**REQUEST**
Below are some records. Copy every line in them that holds "TIOK".

** BEGIN THE INPUT **

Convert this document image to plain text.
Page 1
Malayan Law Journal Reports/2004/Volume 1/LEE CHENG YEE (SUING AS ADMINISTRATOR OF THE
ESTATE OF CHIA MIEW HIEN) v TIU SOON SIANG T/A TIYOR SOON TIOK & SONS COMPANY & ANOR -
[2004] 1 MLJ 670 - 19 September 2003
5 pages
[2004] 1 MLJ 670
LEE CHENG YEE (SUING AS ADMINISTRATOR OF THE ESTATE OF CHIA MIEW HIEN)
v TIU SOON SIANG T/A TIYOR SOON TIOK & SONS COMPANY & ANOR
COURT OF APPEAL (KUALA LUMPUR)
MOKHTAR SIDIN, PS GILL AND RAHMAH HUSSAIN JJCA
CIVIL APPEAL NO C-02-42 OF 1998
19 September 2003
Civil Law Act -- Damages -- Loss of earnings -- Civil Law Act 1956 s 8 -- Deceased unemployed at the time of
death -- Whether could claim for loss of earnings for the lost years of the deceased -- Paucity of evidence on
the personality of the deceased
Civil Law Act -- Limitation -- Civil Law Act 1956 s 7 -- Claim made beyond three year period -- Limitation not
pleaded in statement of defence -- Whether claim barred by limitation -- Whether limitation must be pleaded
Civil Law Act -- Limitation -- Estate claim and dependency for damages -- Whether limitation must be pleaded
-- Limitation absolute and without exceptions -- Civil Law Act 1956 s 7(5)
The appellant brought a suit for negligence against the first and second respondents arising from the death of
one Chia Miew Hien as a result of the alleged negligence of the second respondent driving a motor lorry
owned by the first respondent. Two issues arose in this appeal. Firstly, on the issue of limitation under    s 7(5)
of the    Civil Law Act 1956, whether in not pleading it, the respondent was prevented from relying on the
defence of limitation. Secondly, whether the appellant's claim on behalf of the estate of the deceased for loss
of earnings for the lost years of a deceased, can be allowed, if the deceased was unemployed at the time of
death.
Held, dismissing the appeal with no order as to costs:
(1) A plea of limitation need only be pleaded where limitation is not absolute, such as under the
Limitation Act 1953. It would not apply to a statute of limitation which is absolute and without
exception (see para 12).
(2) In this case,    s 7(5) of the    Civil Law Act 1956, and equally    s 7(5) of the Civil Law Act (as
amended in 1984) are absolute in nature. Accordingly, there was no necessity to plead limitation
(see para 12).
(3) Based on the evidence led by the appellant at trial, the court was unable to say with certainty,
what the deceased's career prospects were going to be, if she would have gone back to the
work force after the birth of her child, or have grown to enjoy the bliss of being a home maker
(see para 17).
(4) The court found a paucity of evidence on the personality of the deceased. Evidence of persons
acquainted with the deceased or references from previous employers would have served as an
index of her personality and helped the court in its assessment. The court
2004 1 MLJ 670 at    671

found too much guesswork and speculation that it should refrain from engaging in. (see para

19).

** END THE INPUT **

**RESULT FOR THIS TASK**
ESTATE OF CHIA MIEW HIEN) v TIU SOON SIANG T/A TIYOR SOON TIOK & SONS COMPANY & ANOR -
v TIU SOON SIANG T/A TIYOR SOON TIOK & SONS COMPANY & ANOR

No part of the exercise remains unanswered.